[Structured figure records]
******************************

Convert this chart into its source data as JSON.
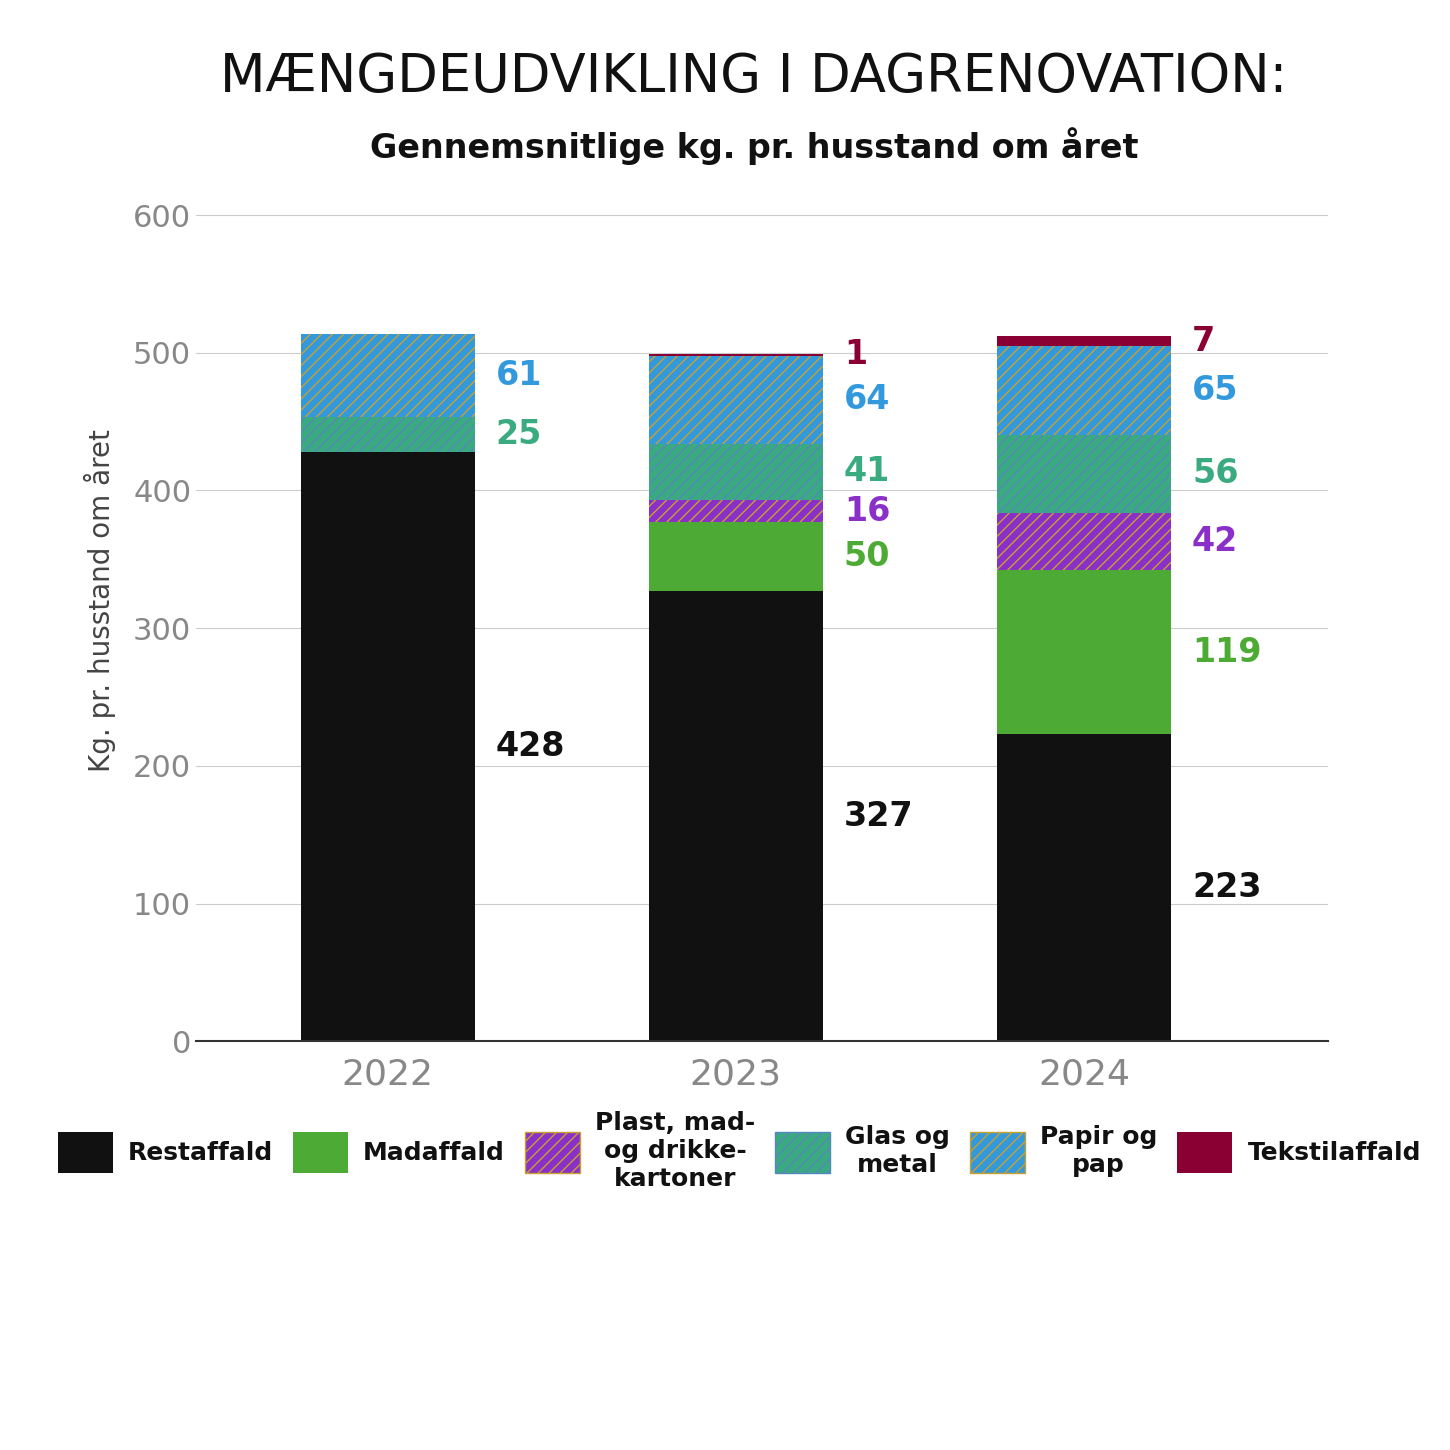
{
  "title": "MÆNGDEUDVIKLING I DAGRENOVATION:",
  "subtitle": "Gennemsnitlige kg. pr. husstand om året",
  "ylabel": "Kg. pr. husstand om året",
  "years": [
    "2022",
    "2023",
    "2024"
  ],
  "segments": [
    {
      "name": "Restaffald",
      "values": [
        428,
        327,
        223
      ],
      "color": "#111111",
      "hatch": null,
      "hatch_color": null,
      "label_color": "#111111"
    },
    {
      "name": "Madaffald",
      "values": [
        0,
        50,
        119
      ],
      "color": "#4dab35",
      "hatch": null,
      "hatch_color": null,
      "label_color": "#4dab35"
    },
    {
      "name": "Plast, mad-\nog drikke-\nkartoner",
      "values": [
        0,
        16,
        42
      ],
      "color": "#8B2FC9",
      "hatch": "///",
      "hatch_color": "#c8a030",
      "label_color": "#8B2FC9"
    },
    {
      "name": "Glas og\nmetal",
      "values": [
        25,
        41,
        56
      ],
      "color": "#3aaa80",
      "hatch": "///",
      "hatch_color": "#5588bb",
      "label_color": "#3aaa80"
    },
    {
      "name": "Papir og\npap",
      "values": [
        61,
        64,
        65
      ],
      "color": "#3399dd",
      "hatch": "///",
      "hatch_color": "#c8a030",
      "label_color": "#3399dd"
    },
    {
      "name": "Tekstilaffald",
      "values": [
        0,
        1,
        7
      ],
      "color": "#8B0032",
      "hatch": null,
      "hatch_color": null,
      "label_color": "#8B0032"
    }
  ],
  "ylim": [
    0,
    640
  ],
  "yticks": [
    0,
    100,
    200,
    300,
    400,
    500,
    600
  ],
  "bar_width": 0.5,
  "background_color": "#ffffff"
}
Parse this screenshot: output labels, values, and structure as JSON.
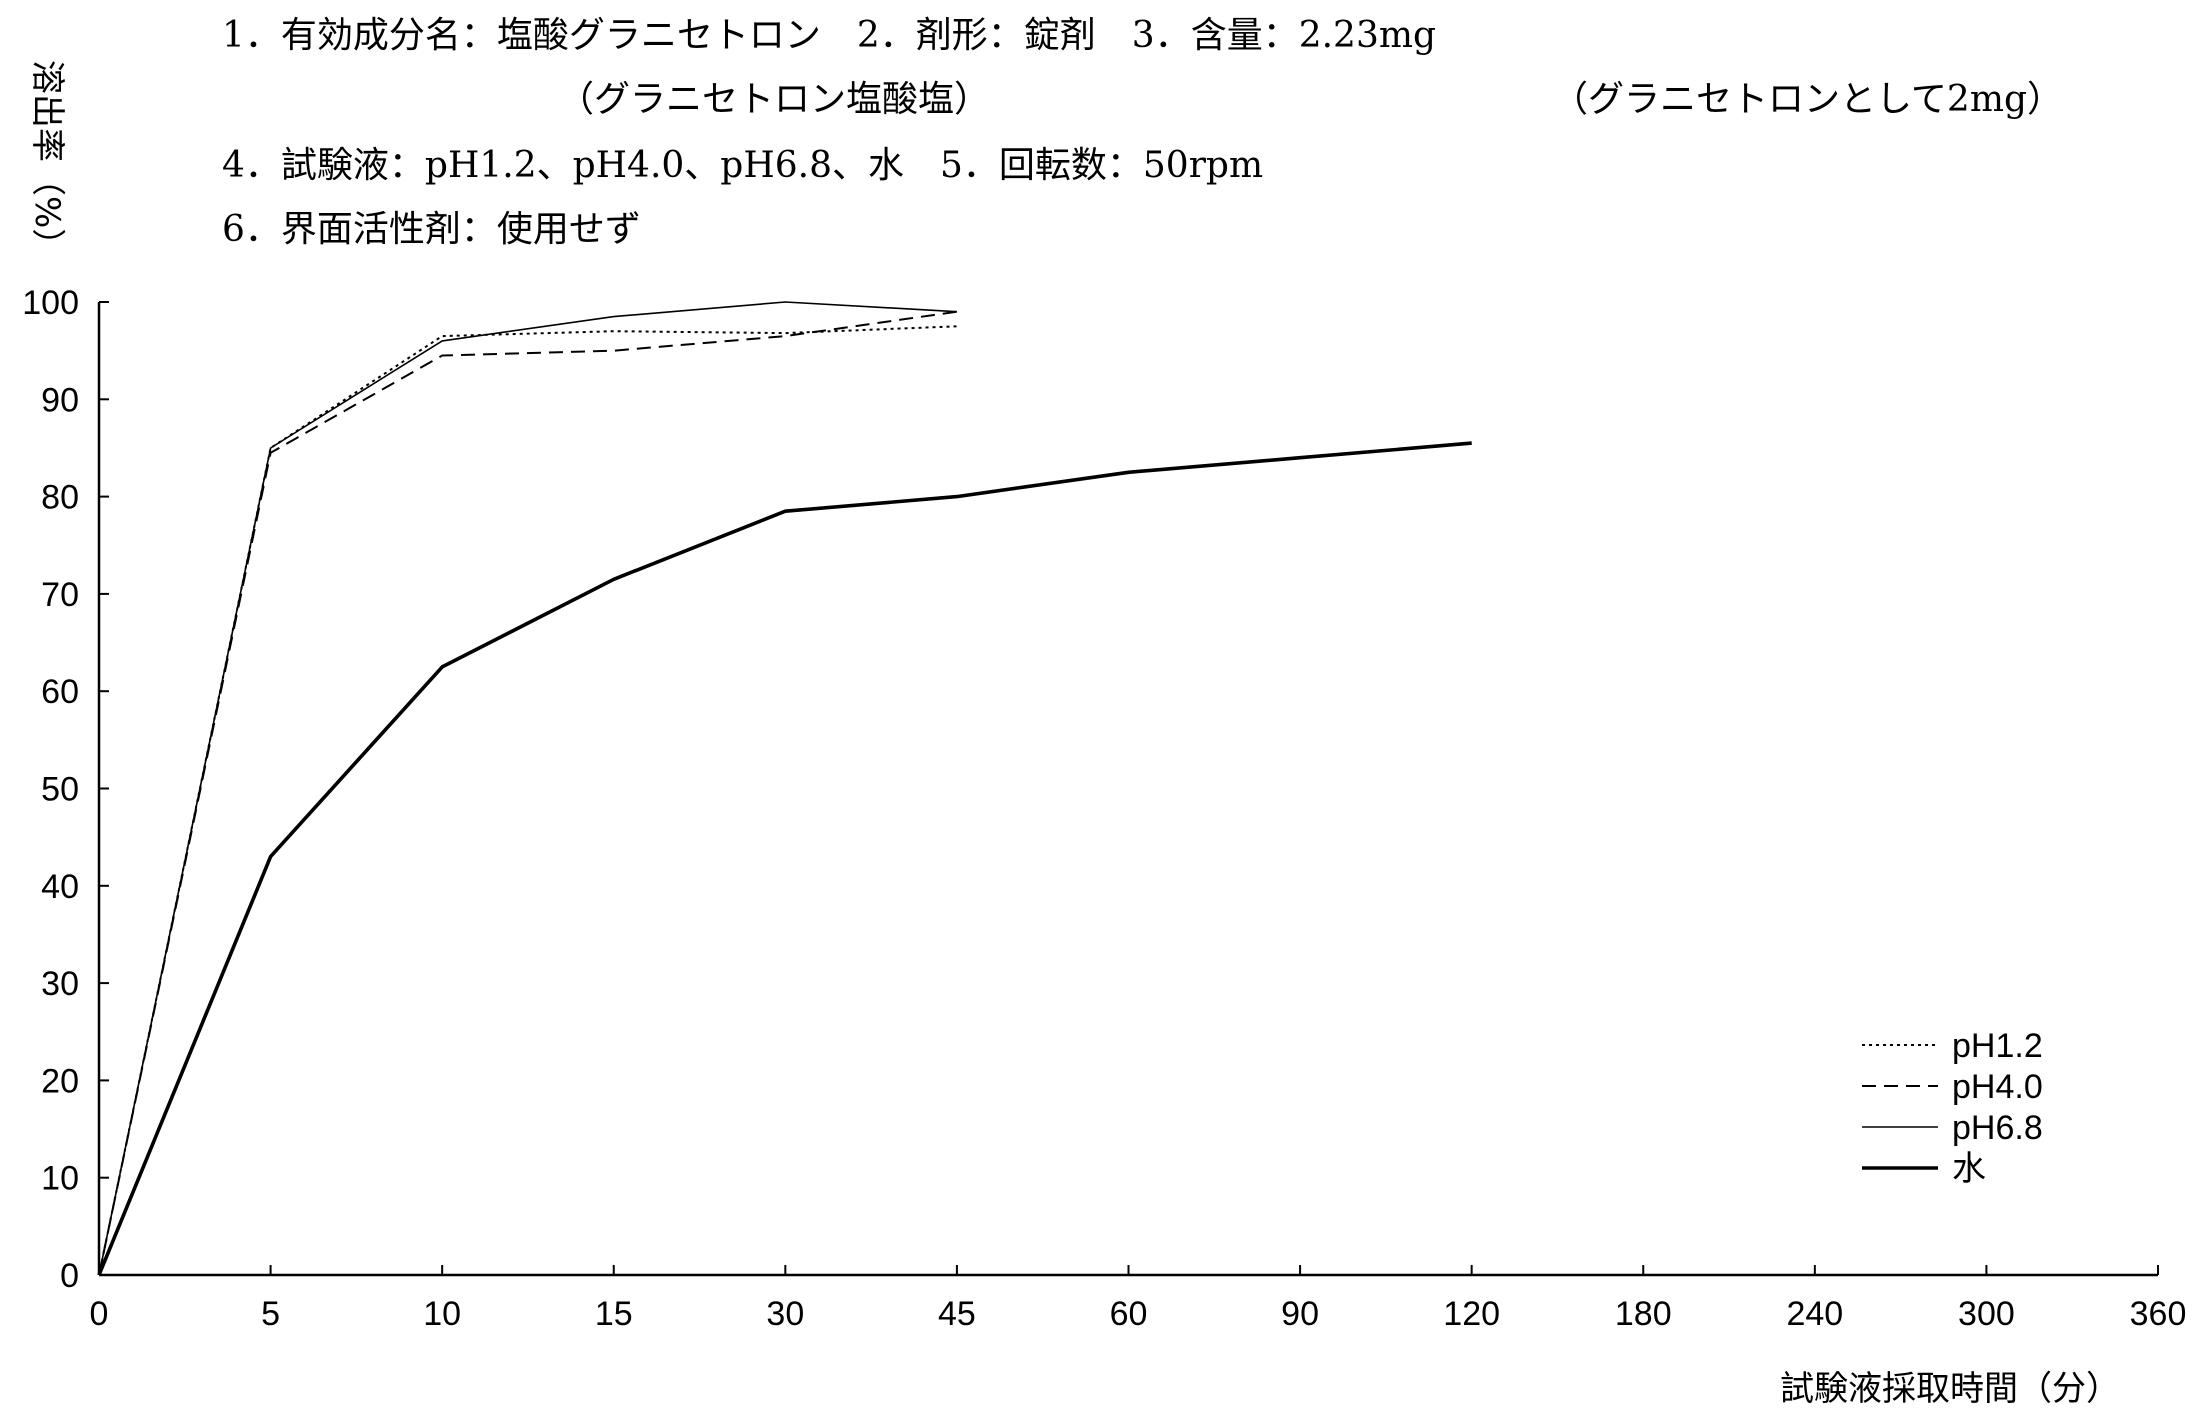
{
  "header": {
    "line1": "1．有効成分名：塩酸グラニセトロン　2．剤形：錠剤　3．含量：2.23mg",
    "line2a": "（グラニセトロン塩酸塩）",
    "line2b": "（グラニセトロンとして2mg）",
    "line3": "4．試験液：pH1.2、pH4.0、pH6.8、水　5．回転数：50rpm",
    "line4": "6．界面活性剤：使用せず"
  },
  "chart_data": {
    "type": "line",
    "ylabel": "溶出率（%）",
    "xlabel": "試験液採取時間（分）",
    "ylim": [
      0,
      100
    ],
    "yticks": [
      0,
      10,
      20,
      30,
      40,
      50,
      60,
      70,
      80,
      90,
      100
    ],
    "x": [
      0,
      5,
      10,
      15,
      30,
      45,
      60,
      90,
      120,
      180,
      240,
      300,
      360
    ],
    "xtick_labels": [
      "0",
      "5",
      "10",
      "15",
      "30",
      "45",
      "60",
      "90",
      "120",
      "180",
      "240",
      "300",
      "360"
    ],
    "grid": false,
    "legend_position": "bottom-right",
    "series": [
      {
        "name": "pH1.2",
        "style": "dotted",
        "color": "#000000",
        "points": [
          [
            0,
            0
          ],
          [
            5,
            85
          ],
          [
            10,
            96.5
          ],
          [
            15,
            97
          ],
          [
            30,
            96.8
          ],
          [
            45,
            97.5
          ]
        ]
      },
      {
        "name": "pH4.0",
        "style": "dashed",
        "color": "#000000",
        "points": [
          [
            0,
            0
          ],
          [
            5,
            84.5
          ],
          [
            10,
            94.5
          ],
          [
            15,
            95
          ],
          [
            30,
            96.5
          ],
          [
            45,
            99
          ]
        ]
      },
      {
        "name": "pH6.8",
        "style": "thin",
        "color": "#000000",
        "points": [
          [
            0,
            0
          ],
          [
            5,
            85
          ],
          [
            10,
            96
          ],
          [
            15,
            98.5
          ],
          [
            30,
            100
          ],
          [
            45,
            99
          ]
        ]
      },
      {
        "name": "水",
        "style": "thick",
        "color": "#000000",
        "points": [
          [
            0,
            0
          ],
          [
            5,
            43
          ],
          [
            10,
            62.5
          ],
          [
            15,
            71.5
          ],
          [
            30,
            78.5
          ],
          [
            45,
            80
          ],
          [
            60,
            82.5
          ],
          [
            90,
            84
          ],
          [
            120,
            85.5
          ]
        ]
      }
    ]
  }
}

******************************

== Stated exercise ==
From the data above, write out everything exactly except the pictures.

== The result ==
Convert this chart into its source data as JSON.
{
  "title": "MÆNGDEUDVIKLING I DAGRENOVATION:",
  "subtitle": "Gennemsnitlige kg. pr. husstand om året",
  "ylabel": "Kg. pr. husstand om året",
  "years": [
    "2022",
    "2023",
    "2024"
  ],
  "segments": [
    {
      "name": "Restaffald",
      "values": [
        428,
        327,
        223
      ],
      "color": "#111111",
      "hatch": null,
      "hatch_color": null,
      "label_color": "#111111"
    },
    {
      "name": "Madaffald",
      "values": [
        0,
        50,
        119
      ],
      "color": "#4dab35",
      "hatch": null,
      "hatch_color": null,
      "label_color": "#4dab35"
    },
    {
      "name": "Plast, mad-\nog drikke-\nkartoner",
      "values": [
        0,
        16,
        42
      ],
      "color": "#8B2FC9",
      "hatch": "///",
      "hatch_color": "#c8a030",
      "label_color": "#8B2FC9"
    },
    {
      "name": "Glas og\nmetal",
      "values": [
        25,
        41,
        56
      ],
      "color": "#3aaa80",
      "hatch": "///",
      "hatch_color": "#5588bb",
      "label_color": "#3aaa80"
    },
    {
      "name": "Papir og\npap",
      "values": [
        61,
        64,
        65
      ],
      "color": "#3399dd",
      "hatch": "///",
      "hatch_color": "#c8a030",
      "label_color": "#3399dd"
    },
    {
      "name": "Tekstilaffald",
      "values": [
        0,
        1,
        7
      ],
      "color": "#8B0032",
      "hatch": null,
      "hatch_color": null,
      "label_color": "#8B0032"
    }
  ],
  "ylim": [
    0,
    640
  ],
  "yticks": [
    0,
    100,
    200,
    300,
    400,
    500,
    600
  ],
  "bar_width": 0.5,
  "background_color": "#ffffff"
}
Parse this screenshot: output labels, values, and structure as JSON.
{
  "header": {
    "line1": "1．有効成分名：塩酸グラニセトロン　2．剤形：錠剤　3．含量：2.23mg",
    "line2a": "（グラニセトロン塩酸塩）",
    "line2b": "（グラニセトロンとして2mg）",
    "line3": "4．試験液：pH1.2、pH4.0、pH6.8、水　5．回転数：50rpm",
    "line4": "6．界面活性剤：使用せず"
  },
  "chart_data": {
    "type": "line",
    "ylabel": "溶出率（%）",
    "xlabel": "試験液採取時間（分）",
    "ylim": [
      0,
      100
    ],
    "yticks": [
      0,
      10,
      20,
      30,
      40,
      50,
      60,
      70,
      80,
      90,
      100
    ],
    "x": [
      0,
      5,
      10,
      15,
      30,
      45,
      60,
      90,
      120,
      180,
      240,
      300,
      360
    ],
    "xtick_labels": [
      "0",
      "5",
      "10",
      "15",
      "30",
      "45",
      "60",
      "90",
      "120",
      "180",
      "240",
      "300",
      "360"
    ],
    "grid": false,
    "legend_position": "bottom-right",
    "series": [
      {
        "name": "pH1.2",
        "style": "dotted",
        "color": "#000000",
        "points": [
          [
            0,
            0
          ],
          [
            5,
            85
          ],
          [
            10,
            96.5
          ],
          [
            15,
            97
          ],
          [
            30,
            96.8
          ],
          [
            45,
            97.5
          ]
        ]
      },
      {
        "name": "pH4.0",
        "style": "dashed",
        "color": "#000000",
        "points": [
          [
            0,
            0
          ],
          [
            5,
            84.5
          ],
          [
            10,
            94.5
          ],
          [
            15,
            95
          ],
          [
            30,
            96.5
          ],
          [
            45,
            99
          ]
        ]
      },
      {
        "name": "pH6.8",
        "style": "thin",
        "color": "#000000",
        "points": [
          [
            0,
            0
          ],
          [
            5,
            85
          ],
          [
            10,
            96
          ],
          [
            15,
            98.5
          ],
          [
            30,
            100
          ],
          [
            45,
            99
          ]
        ]
      },
      {
        "name": "水",
        "style": "thick",
        "color": "#000000",
        "points": [
          [
            0,
            0
          ],
          [
            5,
            43
          ],
          [
            10,
            62.5
          ],
          [
            15,
            71.5
          ],
          [
            30,
            78.5
          ],
          [
            45,
            80
          ],
          [
            60,
            82.5
          ],
          [
            90,
            84
          ],
          [
            120,
            85.5
          ]
        ]
      }
    ]
  }
}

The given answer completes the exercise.